REQUIRED TASK:
From the listing below, select every line where the word "如答图①" appears.
◆ ◆ ◆
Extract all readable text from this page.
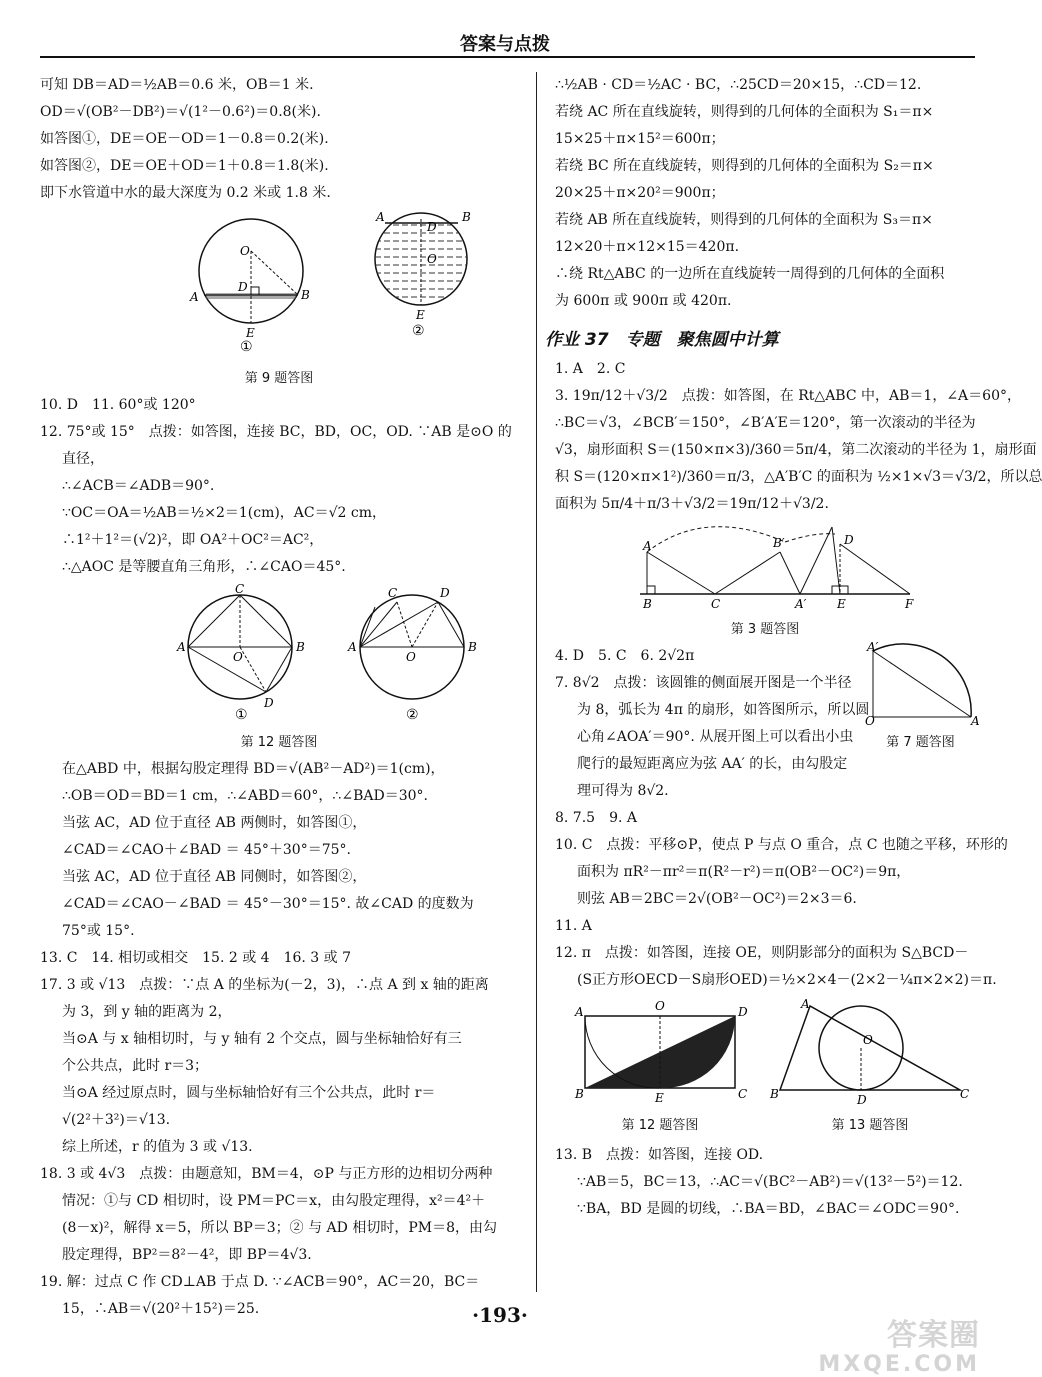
答案与点拨
可知 DB＝AD＝½AB＝0.6 米，OB＝1 米.
OD＝√(OB²－DB²)＝√(1²－0.6²)＝0.8(米).
如答图①，DE＝OE－OD＝1－0.8＝0.2(米).
如答图②，DE＝OE＋OD＝1＋0.8＝1.8(米).
即下水管道中水的最大深度为 0.2 米或 1.8 米.
O
D
A	B
E
A	B
D
O
E
①
②
第 9 题答图
10. D　11. 60°或 120°
12. 75°或 15°　点拨：如答图，连接 BC，BD，OC，OD. ∵AB 是⊙O 的
直径，
∴∠ACB＝∠ADB＝90°.
∵OC＝OA＝½AB＝½×2＝1(cm)，AC＝√2 cm，
∴1²＋1²＝(√2)²，即 OA²＋OC²＝AC²，
∴△AOC 是等腰直角三角形，∴∠CAO＝45°.
C
A	B
O
D
C	D
A	B
O
①	②
第 12 题答图
在△ABD 中，根据勾股定理得 BD＝√(AB²－AD²)＝1(cm)，
∴OB＝OD＝BD＝1 cm，∴∠ABD＝60°，∴∠BAD＝30°.
当弦 AC，AD 位于直径 AB 两侧时，如答图①，
∠CAD＝∠CAO＋∠BAD ＝ 45°＋30°＝75°.
当弦 AC，AD 位于直径 AB 同侧时，如答图②，
∠CAD＝∠CAO－∠BAD ＝ 45°－30°＝15°. 故∠CAD 的度数为
75°或 15°.
13. C　14. 相切或相交　15. 2 或 4　16. 3 或 7
17. 3 或 √13　点拨：∵点 A 的坐标为(－2，3)，∴点 A 到 x 轴的距离
为 3，到 y 轴的距离为 2，
当⊙A 与 x 轴相切时，与 y 轴有 2 个交点，圆与坐标轴恰好有三
个公共点，此时 r＝3；
当⊙A 经过原点时，圆与坐标轴恰好有三个公共点，此时 r＝
√(2²＋3²)＝√13.
综上所述，r 的值为 3 或 √13.
18. 3 或 4√3　点拨：由题意知，BM＝4，⊙P 与正方形的边相切分两种
情况：①与 CD 相切时，设 PM＝PC＝x，由勾股定理得，x²＝4²＋
(8－x)²，解得 x＝5，所以 BP＝3；② 与 AD 相切时，PM＝8，由勾
股定理得，BP²＝8²－4²，即 BP＝4√3.
19. 解：过点 C 作 CD⊥AB 于点 D. ∵∠ACB＝90°，AC＝20，BC＝
15，∴AB＝√(20²＋15²)＝25.
∴½AB · CD＝½AC · BC，∴25CD＝20×15，∴CD＝12.
若绕 AC 所在直线旋转，则得到的几何体的全面积为 S₁＝π×
15×25＋π×15²＝600π；
若绕 BC 所在直线旋转，则得到的几何体的全面积为 S₂＝π×
20×25＋π×20²＝900π；
若绕 AB 所在直线旋转，则得到的几何体的全面积为 S₃＝π×
12×20＋π×12×15＝420π.
∴绕 Rt△ABC 的一边所在直线旋转一周得到的几何体的全面积
为 600π 或 900π 或 420π.
作业 37　专题　聚焦圆中计算
1. A　2. C
3. 19π/12＋√3/2　点拨：如答图，在 Rt△ABC 中，AB＝1，∠A＝60°，
∴BC＝√3，∠BCB′＝150°，∠B′A′E＝120°，第一次滚动的半径为
√3，扇形面积 S＝(150×π×3)/360＝5π/4，第二次滚动的半径为 1，扇形面
积 S＝(120×π×1²)/360＝π/3，△A′B′C 的面积为 ½×1×√3＝√3/2，所以总
面积为 5π/4＋π/3＋√3/2＝19π/12＋√3/2.
A
B	C
B′
A′	E
D
F
第 3 题答图
4. D　5. C　6. 2√2π
7. 8√2　点拨：该圆锥的侧面展开图是一个半径
为 8，弧长为 4π 的扇形，如答图所示，所以圆
心角∠AOA′＝90°. 从展开图上可以看出小虫
爬行的最短距离应为弦 AA′ 的长，由勾股定
理可得为 8√2.
8. 7.5　9. A
A′
O	A
第 7 题答图
10. C　点拨：平移⊙P，使点 P 与点 O 重合，点 C 也随之平移，环形的
面积为 πR²－πr²＝π(R²－r²)＝π(OB²－OC²)＝9π，
则弦 AB＝2BC＝2√(OB²－OC²)＝2×3＝6.
11. A
12. π　点拨：如答图，连接 OE，则阴影部分的面积为 S△BCD－
(S正方形OECD－S扇形OED)＝½×2×4－(2×2－¼π×2×2)＝π.
A	O	D
B	E	C
A
O
B	D	C
第 12 题答图	第 13 题答图
13. B　点拨：如答图，连接 OD.
∵AB＝5，BC＝13，∴AC＝√(BC²－AB²)＝√(13²－5²)＝12.
∵BA，BD 是圆的切线，∴BA＝BD，∠BAC＝∠ODC＝90°.
·193·
答案圈
MXQE.COM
◆ ◆ ◆
EXERCISE ANSWER:
如答图①，DE＝OE－OD＝1－0.8＝0.2(米).
当弦 AC，AD 位于直径 AB 两侧时，如答图①，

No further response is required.